Top of Exercise passage

Literature DB >> 22972545

Molecular studies on the roles of Runx2 and Twist1 in regulating FGF signaling.

Yongbo Lu1, Yucheng Li, Adriana C Cavender, Suzhen Wang, Alka Mansukhani, Rena N D'Souza.   

Abstract

BACKGROUND: Supernumerary teeth are often observed in patients suffering from cleidocranial dysplasia due to a mutation in Runx2 that results in haploinsufficiency. However, the underlying molecular mechanisms are poorly defined. In this study, we assessed the roles of Runx2 and its functional antagonist Twist1 in regulating fibroblast growth factor (FGF) signaling using in vitro biochemical approaches.

Bottom of Exercise passage
Top of Information provided

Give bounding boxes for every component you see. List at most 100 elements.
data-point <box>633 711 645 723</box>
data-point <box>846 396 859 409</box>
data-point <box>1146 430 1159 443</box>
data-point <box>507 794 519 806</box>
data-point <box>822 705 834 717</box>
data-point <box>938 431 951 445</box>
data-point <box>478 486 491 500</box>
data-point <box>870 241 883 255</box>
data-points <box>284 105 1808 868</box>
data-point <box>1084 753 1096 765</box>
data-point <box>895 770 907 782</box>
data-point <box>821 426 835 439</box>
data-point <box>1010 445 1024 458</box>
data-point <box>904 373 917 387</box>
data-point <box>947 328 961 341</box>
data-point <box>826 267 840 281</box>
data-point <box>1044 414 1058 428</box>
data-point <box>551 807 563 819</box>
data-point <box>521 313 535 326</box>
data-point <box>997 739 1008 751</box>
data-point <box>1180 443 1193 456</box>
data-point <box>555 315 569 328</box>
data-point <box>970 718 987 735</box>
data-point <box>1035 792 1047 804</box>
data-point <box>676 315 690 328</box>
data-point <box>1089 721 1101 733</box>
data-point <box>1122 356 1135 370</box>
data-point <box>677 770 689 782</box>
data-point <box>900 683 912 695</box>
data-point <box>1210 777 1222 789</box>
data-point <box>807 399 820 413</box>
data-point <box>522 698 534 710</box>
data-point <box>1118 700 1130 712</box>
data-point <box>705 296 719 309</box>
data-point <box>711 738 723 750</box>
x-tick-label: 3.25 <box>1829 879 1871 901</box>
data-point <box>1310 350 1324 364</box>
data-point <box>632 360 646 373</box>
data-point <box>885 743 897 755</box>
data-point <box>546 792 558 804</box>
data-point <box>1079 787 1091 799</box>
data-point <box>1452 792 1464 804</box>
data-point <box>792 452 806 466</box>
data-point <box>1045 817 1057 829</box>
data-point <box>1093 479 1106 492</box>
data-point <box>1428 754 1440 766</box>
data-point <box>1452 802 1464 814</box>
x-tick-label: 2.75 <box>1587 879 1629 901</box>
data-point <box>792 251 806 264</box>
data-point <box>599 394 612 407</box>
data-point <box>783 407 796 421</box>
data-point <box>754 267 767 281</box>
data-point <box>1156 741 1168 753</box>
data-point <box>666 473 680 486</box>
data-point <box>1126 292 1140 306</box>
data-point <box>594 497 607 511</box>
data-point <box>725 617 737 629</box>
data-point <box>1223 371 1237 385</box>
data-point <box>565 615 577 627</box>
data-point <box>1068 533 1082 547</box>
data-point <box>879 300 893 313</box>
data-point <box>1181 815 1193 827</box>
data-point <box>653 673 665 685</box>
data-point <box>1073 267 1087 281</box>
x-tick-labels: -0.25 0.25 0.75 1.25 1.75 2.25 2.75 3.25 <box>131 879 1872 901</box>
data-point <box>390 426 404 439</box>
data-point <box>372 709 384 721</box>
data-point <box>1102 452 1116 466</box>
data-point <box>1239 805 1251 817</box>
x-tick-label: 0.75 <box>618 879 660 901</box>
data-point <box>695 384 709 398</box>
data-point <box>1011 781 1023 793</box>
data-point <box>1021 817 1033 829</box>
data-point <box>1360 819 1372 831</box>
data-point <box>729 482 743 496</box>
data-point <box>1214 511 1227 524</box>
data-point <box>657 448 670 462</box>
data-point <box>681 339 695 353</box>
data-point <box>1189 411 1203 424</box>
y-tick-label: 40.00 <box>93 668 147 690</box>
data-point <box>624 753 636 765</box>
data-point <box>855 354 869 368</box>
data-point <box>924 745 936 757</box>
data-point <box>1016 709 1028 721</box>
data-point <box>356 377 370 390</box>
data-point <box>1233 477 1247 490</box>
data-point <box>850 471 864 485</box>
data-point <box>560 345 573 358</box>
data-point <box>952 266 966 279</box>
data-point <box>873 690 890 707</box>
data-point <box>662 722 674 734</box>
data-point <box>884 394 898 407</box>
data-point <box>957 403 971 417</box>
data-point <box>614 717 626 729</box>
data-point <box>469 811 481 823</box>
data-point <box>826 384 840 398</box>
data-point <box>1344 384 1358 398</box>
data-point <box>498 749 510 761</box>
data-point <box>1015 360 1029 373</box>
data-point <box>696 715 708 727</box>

Bottom of Information provided

• _Prompt 1_:
Reproduce the Runx2 and Twist1 abstract word for word, beginning at the words "Yongbo Lu1, Yucheng" and stopping after "vitro biochemical approaches.".
• _Prompt 2_:
Continue the Runx2 and Twist1 abstract from its last sentence.

• _Written reply 1_:
Yongbo Lu1, Yucheng Li, Adriana C Cavender, Suzhen Wang, Alka Mansukhani, Rena N D'Souza.   

Abstract

BACKGROUND: Supernumerary teeth are often observed in patients suffering from cleidocranial dysplasia due to a mutation in Runx2 that results in haploinsufficiency. However, the underlying molecular mechanisms are poorly defined. In this study, we assessed the roles of Runx2 and its functional antagonist Twist1 in regulating fibroblast growth factor (FGF) signaling using in vitro biochemical approaches.

• _Written reply 2_:
RESULTS: We showed that Twist1 stimulated Fgfr2 and Fgf10 expression in a mesenchymal cell line and that it formed heterodimers with ubiquitously expressed E12 (together with E47 encoded by E2A gene) and upregulated Fgfr2 and Fgf10 promoter activities in a dental mesenchyme-derived cell line. We further demonstrated that the bHLH domain of Twist1 was essential for its synergistic activation of Fgfr2 promoter with E12 and that the binding of E12 stabilized Twist1 by preventing it from undergoing lysosomal degradation. Although Runx2 had no apparent effects on Fgfr2 and Fgf10 promoter activities, it inhibited the stimulatory activity of Twist1 on Fgfr2 promoter.
CONCLUSIONS: These findings suggest that Runx2 haploinsufficiency might result in excessive unbound Twist1 that can freely bind to E12 and enhance FGF signaling, thereby promoting the formation of extra teeth.
Copyright © 2012 Wiley Periodicals, Inc.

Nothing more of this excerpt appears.